──────── Trecho do documento ────────
Em 23 de janeiro de 2016 foi publicado um texto sem autoria, mas dá a entender que a “reportagem” é uma adaptação de um artigo de Orley José da Silva (professor e mestre em linguística; também é pastor). O título da matéria é: Livros didáticos do MEC para 2016 trazem ideologia de gênero. A notícia é uma defesa sobre a família e o direito da família em manter-se tradicional por influências históricas e religiosas e critica o PT por ser o grande orquestrador dessa tentativa de mudança. O material expresso nessa reportagem está disponível em um blog (SILVA, 2015) que apresenta alguns argumentos de Orley José da Silva para a não aceitação da “ideologia de gênero”. Ele afirma que

De acordo com a Ideologia de Gênero, os seres humanos não se dividem em dois sexos e as diferenças biológicas e naturais não contam para a definição do homem e da mulher, mesmo diante das diferenças anatômicas. As pessoas tornam-se homens ou mulheres, ou adquirem esses papéis, com o passar do tempo, de acordo com o contexto histórico, social e cultural. Em vista disso, as crianças devem ser criadas e educadas de forma “neutra” para que elas mesmas escolham o Gênero no futuro, independente da identidade dos seus corpos. A escolha, no entanto, nem sempre é definitiva porque é visto como normal ao homem gostar de mulher em determinado período da vida, de homem em outro momento, ou gostar de ambos. Da mesma forma, é considerado normal que o mesmo fenômeno ocorra também com as mulheres. Essa ideologia recomenda à escola a não classificar os alunos em meninos ou meninas, mas crianças. As roupas e suas cores, brinquedos e banheiro, é melhor que sejam compartilhados igualmente por ambos os sexos, sem as conhecidas diferenciações marcadas pela cultura tradicional. Todas essas medidas são consideradas importantes porque propiciam um ambiente de igualdade e neutralidade necessário ao processo de definição do Gênero por parte das crianças. [...] Isso não é ciência, devemos destinar recursos para campos “verdadeiramente científicos”: Na própria universidade, há questionamentos sobre os gastos públicos com disciplinas ligadas ao Gênero criadas para espalhar a ideologia nos mais diversos cursos de graduação, especialmente nas licenciaturas, e também na pós-graduação. As interpelações internas à universidade são mais contundentes quando se analisa a função dos grupos de pesquisa e da produção de dissertações e teses. Em parte, essa produção acadêmica é financiada pela CAPES e pelo CNPq, além de agências de fomento estaduais. A crítica corrente diz respeito à necessidade de racionalizar a aplicação do escasso dinheiro público para a pesquisa científica, haja vista que o país carece, prioritariamente, é de encontrar o rumo para o desenvolvimento educacional, científico e tecnológico. O embate entre duas vertentes: O que está em discussão neste momento é a possibilidade de se aprimorar e tornar compulsório o ensino da Ideologia de Gênero para crianças e adolescentes em creches, cmeis de

escolas públicas e privadas. Uma ideologia ainda em desenvolvimento, muito controversa, que substitui a heteronormatividade (eixo no qual as crianças são criadas em nossa sociedade) pela homonormatividade. É justamente esta substituição que se constitui no principal ponto de discórdia entre os dois grupos. Outro ponto de discórdia igualmente importante é a proposta de fazer com que as crianças educadas pela escola nessa ideologia assumam a tarefa de mudar a visão de suas famílias e da sociedade (SILVA, 2015).
────────
> Instrução
Reproduza, sem nenhuma alteração, a parte do trecho acima sobre a ideologia de gênero nos livros didáticos que começa nas palavras "escolas públicas e" e termina depois de "sociedade (SILVA, 2015).".
──────── Material extraído ────────
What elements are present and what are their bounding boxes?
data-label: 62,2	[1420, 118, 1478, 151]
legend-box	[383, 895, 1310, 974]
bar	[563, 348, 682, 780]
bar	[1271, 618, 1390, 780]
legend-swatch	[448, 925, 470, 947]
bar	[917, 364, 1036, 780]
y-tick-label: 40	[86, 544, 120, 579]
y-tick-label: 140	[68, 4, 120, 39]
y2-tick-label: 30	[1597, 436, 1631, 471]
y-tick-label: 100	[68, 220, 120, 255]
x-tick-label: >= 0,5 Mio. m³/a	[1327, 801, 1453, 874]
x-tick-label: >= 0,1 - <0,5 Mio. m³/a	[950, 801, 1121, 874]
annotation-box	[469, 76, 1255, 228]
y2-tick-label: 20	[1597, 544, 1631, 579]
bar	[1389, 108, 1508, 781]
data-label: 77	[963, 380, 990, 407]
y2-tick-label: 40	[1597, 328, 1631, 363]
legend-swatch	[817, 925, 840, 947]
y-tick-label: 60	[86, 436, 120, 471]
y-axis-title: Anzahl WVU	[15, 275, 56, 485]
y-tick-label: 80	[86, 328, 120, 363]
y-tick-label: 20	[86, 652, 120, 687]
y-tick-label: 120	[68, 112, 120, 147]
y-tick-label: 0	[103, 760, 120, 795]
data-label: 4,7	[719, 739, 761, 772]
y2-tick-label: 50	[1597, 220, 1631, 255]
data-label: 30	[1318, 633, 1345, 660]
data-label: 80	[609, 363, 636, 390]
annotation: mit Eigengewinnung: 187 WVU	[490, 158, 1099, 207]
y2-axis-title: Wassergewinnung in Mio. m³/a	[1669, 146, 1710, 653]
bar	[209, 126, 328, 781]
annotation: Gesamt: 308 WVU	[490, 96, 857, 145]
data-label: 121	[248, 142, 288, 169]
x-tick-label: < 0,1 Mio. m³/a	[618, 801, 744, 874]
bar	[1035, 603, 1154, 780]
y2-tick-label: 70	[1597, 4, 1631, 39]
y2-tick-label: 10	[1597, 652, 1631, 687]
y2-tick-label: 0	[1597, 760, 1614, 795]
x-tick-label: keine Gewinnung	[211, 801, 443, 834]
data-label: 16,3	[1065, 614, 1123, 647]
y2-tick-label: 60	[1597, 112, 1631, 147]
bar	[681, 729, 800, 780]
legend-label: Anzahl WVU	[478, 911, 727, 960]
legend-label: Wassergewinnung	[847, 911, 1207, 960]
────────
> Exercício concluído
escolas públicas e privadas. Uma ideologia ainda em desenvolvimento, muito controversa, que substitui a heteronormatividade (eixo no qual as crianças são criadas em nossa sociedade) pela homonormatividade. É justamente esta substituição que se constitui no principal ponto de discórdia entre os dois grupos. Outro ponto de discórdia igualmente importante é a proposta de fazer com que as crianças educadas pela escola nessa ideologia assumam a tarefa de mudar a visão de suas famílias e da sociedade (SILVA, 2015).